**RECORDS SUPPLIED**
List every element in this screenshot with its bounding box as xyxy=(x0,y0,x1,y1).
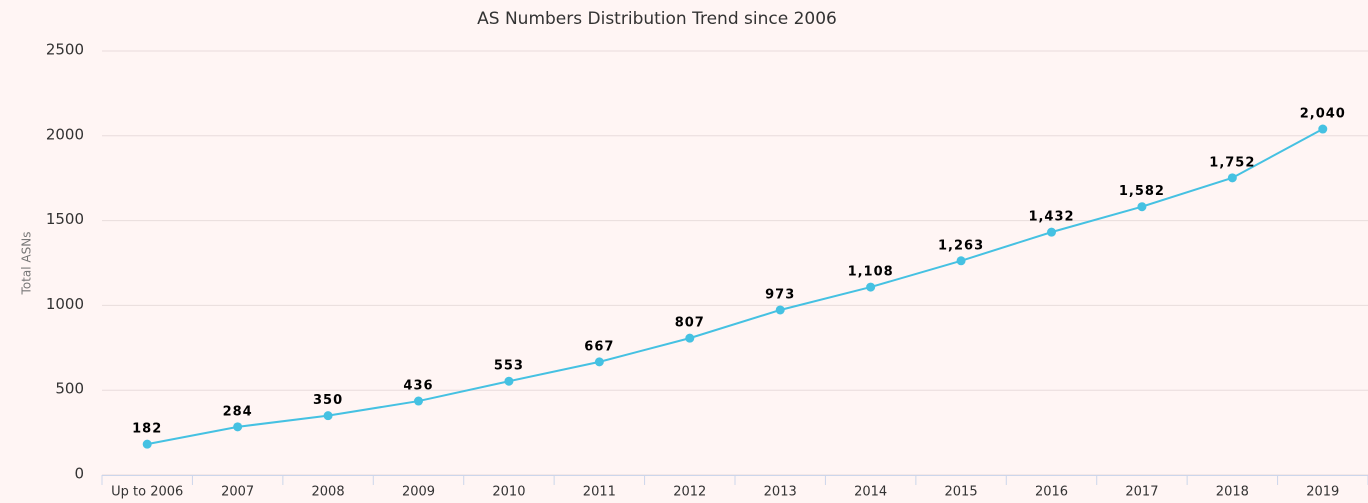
x-tick-label: 2018 xyxy=(1216,485,1249,500)
y-tick-label: 1500 xyxy=(46,210,84,228)
point xyxy=(504,376,514,386)
data-label: 350 xyxy=(313,393,343,408)
point xyxy=(594,357,604,367)
point xyxy=(142,439,152,449)
x-tick-label: 2011 xyxy=(583,485,616,500)
point xyxy=(775,305,785,315)
point xyxy=(685,333,695,343)
data-label: 553 xyxy=(494,359,524,374)
data-label: 1,108 xyxy=(848,265,894,280)
point xyxy=(866,282,876,292)
y-tick-label: 2000 xyxy=(46,125,84,143)
x-tick-label: 2009 xyxy=(402,485,435,500)
x-tick-label: 2019 xyxy=(1306,485,1339,500)
data-label: 1,752 xyxy=(1209,155,1255,170)
y-tick-label: 2500 xyxy=(46,41,84,59)
point xyxy=(1047,227,1056,237)
x-tick-label: 2010 xyxy=(492,485,525,500)
y-axis-title: Total ASNs xyxy=(20,232,34,296)
data-label: 1,263 xyxy=(938,238,984,253)
x-tick-label: 2013 xyxy=(764,485,797,500)
data-label: 2,040 xyxy=(1300,107,1346,122)
data-label: 973 xyxy=(765,287,795,302)
x-tick-label: 2016 xyxy=(1035,485,1068,500)
x-tick-label: 2012 xyxy=(673,485,706,500)
data-label: 182 xyxy=(132,422,162,437)
chart-title: AS Numbers Distribution Trend since 2006 xyxy=(477,9,837,29)
y-tick-label: 0 xyxy=(74,465,84,483)
x-tick-label: 2007 xyxy=(221,485,254,500)
point xyxy=(1137,202,1147,212)
line xyxy=(147,128,1324,446)
data-label: 1,582 xyxy=(1119,184,1165,199)
data-label: 1,432 xyxy=(1028,210,1074,225)
x-tick-label: Up to 2006 xyxy=(111,485,183,500)
point xyxy=(1227,173,1237,183)
x-tick-label: 2008 xyxy=(312,485,345,500)
data-label: 284 xyxy=(223,404,253,419)
data-label: 667 xyxy=(584,339,614,354)
point xyxy=(414,396,423,406)
point xyxy=(233,422,243,432)
x-tick-label: 2017 xyxy=(1125,485,1158,500)
data-label: 807 xyxy=(675,316,705,331)
y-tick-label: 500 xyxy=(55,380,84,398)
data-label: 436 xyxy=(403,379,433,394)
point xyxy=(323,411,333,421)
point xyxy=(956,256,966,266)
y-tick-label: 1000 xyxy=(46,295,84,313)
x-tick-label: 2015 xyxy=(945,485,978,500)
x-tick-label: 2014 xyxy=(854,485,887,500)
point xyxy=(1318,124,1328,134)
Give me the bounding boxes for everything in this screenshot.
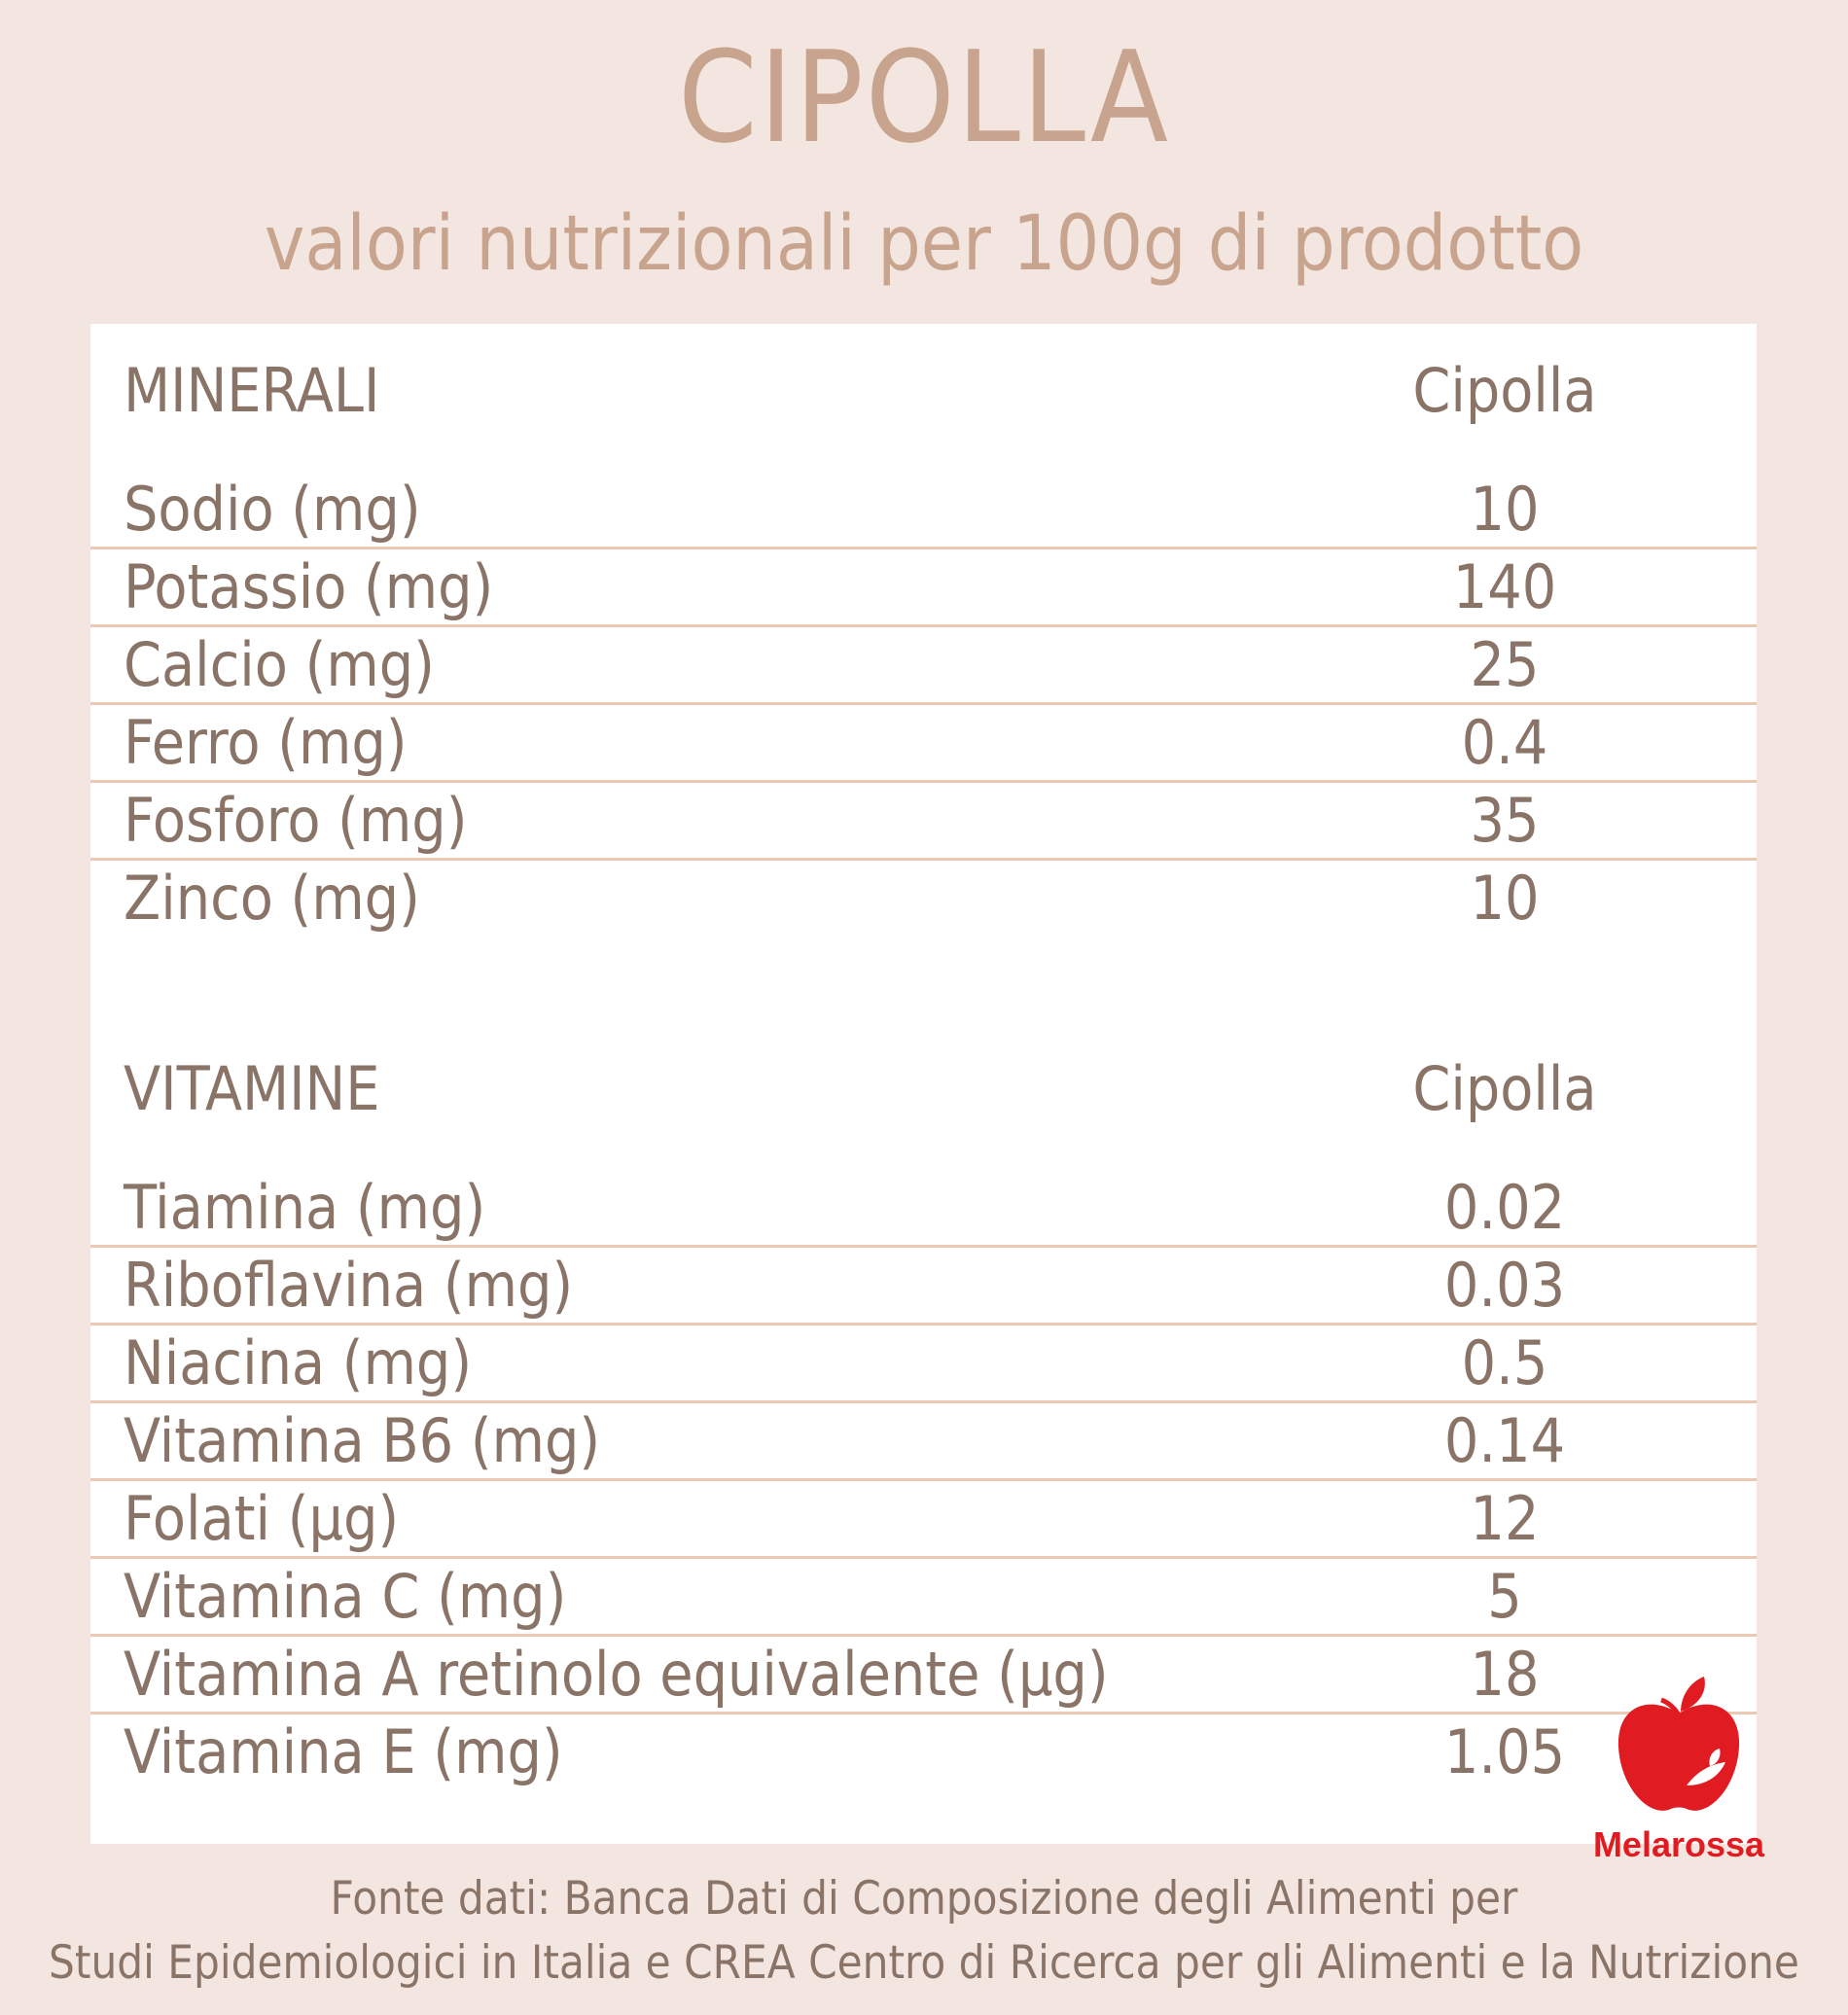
- apple-icon: [1617, 1677, 1740, 1811]
- row-value: 1.05: [1443, 1716, 1566, 1787]
- row-label: Vitamina C (mg): [124, 1561, 567, 1632]
- row-label: Tiamina (mg): [124, 1172, 486, 1243]
- row-value: 10: [1470, 863, 1540, 934]
- minerals-heading: MINERALI: [124, 355, 380, 426]
- table-row: Niacina (mg) 0.5: [90, 1326, 1757, 1403]
- row-label: Niacina (mg): [124, 1327, 473, 1398]
- row-value: 0.14: [1443, 1405, 1566, 1476]
- table-row: Vitamina C (mg) 5: [90, 1559, 1757, 1637]
- row-label: Vitamina A retinolo equivalente (µg): [124, 1639, 1109, 1710]
- row-value: 25: [1470, 629, 1540, 700]
- brand-name: Melarossa: [1592, 1824, 1765, 1864]
- melarossa-logo: Melarossa: [1576, 1673, 1782, 1865]
- row-label: Calcio (mg): [124, 629, 435, 700]
- row-value: 5: [1487, 1561, 1522, 1632]
- table-row: Zinco (mg) 10: [90, 861, 1757, 938]
- page-title: CIPOLLA: [678, 23, 1170, 171]
- vitamins-header: VITAMINE Cipolla: [124, 1053, 1757, 1131]
- row-value: 0.02: [1443, 1172, 1566, 1243]
- minerals-column-header: Cipolla: [1412, 355, 1597, 426]
- table-row: Vitamina B6 (mg) 0.14: [90, 1403, 1757, 1481]
- row-label: Vitamina E (mg): [124, 1716, 563, 1787]
- row-value: 0.03: [1443, 1250, 1566, 1321]
- table-row: Ferro (mg) 0.4: [90, 705, 1757, 783]
- source-line-2: Studi Epidemiologici in Italia e CREA Ce…: [49, 1936, 1799, 1990]
- row-label: Riboflavina (mg): [124, 1250, 574, 1321]
- row-value: 0.4: [1461, 707, 1548, 778]
- table-row: Tiamina (mg) 0.02: [90, 1170, 1757, 1248]
- table-row: Potassio (mg) 140: [90, 549, 1757, 627]
- source-line-1: Fonte dati: Banca Dati di Composizione d…: [330, 1872, 1518, 1926]
- row-value: 140: [1452, 551, 1557, 622]
- vitamins-rows: Tiamina (mg) 0.02 Riboflavina (mg) 0.03 Ni…: [90, 1170, 1757, 1792]
- source-note: Fonte dati: Banca Dati di Composizione d…: [0, 1867, 1848, 1996]
- row-label: Sodio (mg): [124, 474, 421, 545]
- table-row: Folati (µg) 12: [90, 1481, 1757, 1559]
- page-subtitle: valori nutrizionali per 100g di prodotto: [264, 200, 1584, 288]
- table-row: Fosforo (mg) 35: [90, 783, 1757, 861]
- nutrition-table: MINERALI Cipolla Sodio (mg) 10 Potassio (…: [90, 324, 1757, 1844]
- row-value: 35: [1470, 785, 1540, 856]
- row-label: Vitamina B6 (mg): [124, 1405, 601, 1476]
- row-value: 18: [1470, 1639, 1540, 1710]
- row-value: 12: [1470, 1483, 1540, 1554]
- vitamins-column-header: Cipolla: [1412, 1053, 1597, 1124]
- row-label: Potassio (mg): [124, 551, 494, 622]
- row-label: Zinco (mg): [124, 863, 420, 934]
- table-row: Vitamina A retinolo equivalente (µg) 18: [90, 1637, 1757, 1715]
- table-row: Riboflavina (mg) 0.03: [90, 1248, 1757, 1326]
- table-row: Calcio (mg) 25: [90, 627, 1757, 705]
- table-row: Vitamina E (mg) 1.05: [90, 1715, 1757, 1792]
- table-row: Sodio (mg) 10: [90, 472, 1757, 549]
- minerals-rows: Sodio (mg) 10 Potassio (mg) 140 Calcio (mg…: [90, 472, 1757, 938]
- row-label: Fosforo (mg): [124, 785, 468, 856]
- row-value: 0.5: [1461, 1327, 1548, 1398]
- row-value: 10: [1470, 474, 1540, 545]
- minerals-header: MINERALI Cipolla: [124, 355, 1757, 433]
- row-label: Ferro (mg): [124, 707, 408, 778]
- row-label: Folati (µg): [124, 1483, 400, 1554]
- vitamins-heading: VITAMINE: [124, 1053, 380, 1124]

**EXERCISE**
Print all of the rows above word for word, leaving out the pictures.

**RESULT FOR THIS TASK**
List every element in this screenshot with its bounding box as xyxy=(x0,y0,x1,y1).
x-tick-label: 2018 xyxy=(1216,485,1249,500)
y-tick-label: 1500 xyxy=(46,210,84,228)
point xyxy=(504,376,514,386)
data-label: 350 xyxy=(313,393,343,408)
point xyxy=(594,357,604,367)
point xyxy=(142,439,152,449)
x-tick-label: 2011 xyxy=(583,485,616,500)
point xyxy=(775,305,785,315)
point xyxy=(685,333,695,343)
data-label: 553 xyxy=(494,359,524,374)
data-label: 1,108 xyxy=(848,265,894,280)
point xyxy=(866,282,876,292)
y-tick-label: 2000 xyxy=(46,125,84,143)
x-tick-label: 2009 xyxy=(402,485,435,500)
x-tick-label: 2019 xyxy=(1306,485,1339,500)
data-label: 1,752 xyxy=(1209,155,1255,170)
y-tick-label: 2500 xyxy=(46,41,84,59)
point xyxy=(1047,227,1056,237)
x-tick-label: 2010 xyxy=(492,485,525,500)
y-axis-title: Total ASNs xyxy=(20,232,34,296)
data-label: 1,263 xyxy=(938,238,984,253)
x-tick-label: 2013 xyxy=(764,485,797,500)
data-label: 2,040 xyxy=(1300,107,1346,122)
data-label: 973 xyxy=(765,287,795,302)
x-tick-label: 2016 xyxy=(1035,485,1068,500)
x-tick-label: 2012 xyxy=(673,485,706,500)
data-label: 182 xyxy=(132,422,162,437)
chart-title: AS Numbers Distribution Trend since 2006 xyxy=(477,9,837,29)
y-tick-label: 0 xyxy=(74,465,84,483)
x-tick-label: 2007 xyxy=(221,485,254,500)
point xyxy=(1137,202,1147,212)
line xyxy=(147,128,1324,446)
data-label: 1,582 xyxy=(1119,184,1165,199)
data-label: 1,432 xyxy=(1028,210,1074,225)
x-tick-label: Up to 2006 xyxy=(111,485,183,500)
point xyxy=(1227,173,1237,183)
x-tick-label: 2008 xyxy=(312,485,345,500)
data-label: 284 xyxy=(223,404,253,419)
data-label: 667 xyxy=(584,339,614,354)
point xyxy=(414,396,423,406)
point xyxy=(233,422,243,432)
x-tick-label: 2017 xyxy=(1125,485,1158,500)
data-label: 807 xyxy=(675,316,705,331)
y-tick-label: 500 xyxy=(55,380,84,398)
data-label: 436 xyxy=(403,379,433,394)
point xyxy=(323,411,333,421)
point xyxy=(956,256,966,266)
y-tick-label: 1000 xyxy=(46,295,84,313)
x-tick-label: 2015 xyxy=(945,485,978,500)
x-tick-label: 2014 xyxy=(854,485,887,500)
point xyxy=(1318,124,1328,134)
Give me the bounding boxes for everything in this screenshot.
- apple-icon: [1617, 1677, 1740, 1811]
- row-value: 1.05: [1443, 1716, 1566, 1787]
- row-label: Vitamina C (mg): [124, 1561, 567, 1632]
- row-label: Tiamina (mg): [124, 1172, 486, 1243]
- row-value: 10: [1470, 863, 1540, 934]
- minerals-heading: MINERALI: [124, 355, 380, 426]
- table-row: Niacina (mg) 0.5: [90, 1326, 1757, 1403]
- row-label: Niacina (mg): [124, 1327, 473, 1398]
- row-value: 0.14: [1443, 1405, 1566, 1476]
- table-row: Vitamina C (mg) 5: [90, 1559, 1757, 1637]
- row-label: Vitamina A retinolo equivalente (µg): [124, 1639, 1109, 1710]
- row-value: 25: [1470, 629, 1540, 700]
- brand-name: Melarossa: [1592, 1824, 1765, 1864]
- melarossa-logo: Melarossa: [1576, 1673, 1782, 1865]
- row-label: Calcio (mg): [124, 629, 435, 700]
- row-value: 5: [1487, 1561, 1522, 1632]
- table-row: Zinco (mg) 10: [90, 861, 1757, 938]
- page-title: CIPOLLA: [678, 23, 1170, 171]
- vitamins-header: VITAMINE Cipolla: [124, 1053, 1757, 1131]
- row-value: 0.02: [1443, 1172, 1566, 1243]
- minerals-column-header: Cipolla: [1412, 355, 1597, 426]
- table-row: Vitamina B6 (mg) 0.14: [90, 1403, 1757, 1481]
- row-label: Vitamina E (mg): [124, 1716, 563, 1787]
- row-value: 0.03: [1443, 1250, 1566, 1321]
- table-row: Ferro (mg) 0.4: [90, 705, 1757, 783]
- source-line-2: Studi Epidemiologici in Italia e CREA Ce…: [49, 1936, 1799, 1990]
- row-label: Riboflavina (mg): [124, 1250, 574, 1321]
- row-value: 0.4: [1461, 707, 1548, 778]
- table-row: Tiamina (mg) 0.02: [90, 1170, 1757, 1248]
- table-row: Potassio (mg) 140: [90, 549, 1757, 627]
- source-line-1: Fonte dati: Banca Dati di Composizione d…: [330, 1872, 1518, 1926]
- row-value: 140: [1452, 551, 1557, 622]
- vitamins-rows: Tiamina (mg) 0.02 Riboflavina (mg) 0.03 Ni…: [90, 1170, 1757, 1792]
- source-note: Fonte dati: Banca Dati di Composizione d…: [0, 1867, 1848, 1996]
- row-label: Sodio (mg): [124, 474, 421, 545]
- table-row: Folati (µg) 12: [90, 1481, 1757, 1559]
- page-subtitle: valori nutrizionali per 100g di prodotto: [264, 200, 1584, 288]
- table-row: Fosforo (mg) 35: [90, 783, 1757, 861]
- nutrition-table: MINERALI Cipolla Sodio (mg) 10 Potassio (…: [90, 324, 1757, 1844]
- row-value: 35: [1470, 785, 1540, 856]
- row-label: Vitamina B6 (mg): [124, 1405, 601, 1476]
- row-value: 18: [1470, 1639, 1540, 1710]
- row-value: 12: [1470, 1483, 1540, 1554]
- vitamins-column-header: Cipolla: [1412, 1053, 1597, 1124]
- row-label: Potassio (mg): [124, 551, 494, 622]
- row-label: Zinco (mg): [124, 863, 420, 934]
- table-row: Vitamina A retinolo equivalente (µg) 18: [90, 1637, 1757, 1715]
- table-row: Riboflavina (mg) 0.03: [90, 1248, 1757, 1326]
- table-row: Calcio (mg) 25: [90, 627, 1757, 705]
- table-row: Vitamina E (mg) 1.05: [90, 1715, 1757, 1792]
- table-row: Sodio (mg) 10: [90, 472, 1757, 549]
- minerals-rows: Sodio (mg) 10 Potassio (mg) 140 Calcio (mg…: [90, 472, 1757, 938]
- row-label: Fosforo (mg): [124, 785, 468, 856]
- row-value: 0.5: [1461, 1327, 1548, 1398]
- row-value: 10: [1470, 474, 1540, 545]
- minerals-header: MINERALI Cipolla: [124, 355, 1757, 433]
- row-label: Ferro (mg): [124, 707, 408, 778]
- row-label: Folati (µg): [124, 1483, 400, 1554]
- vitamins-heading: VITAMINE: [124, 1053, 380, 1124]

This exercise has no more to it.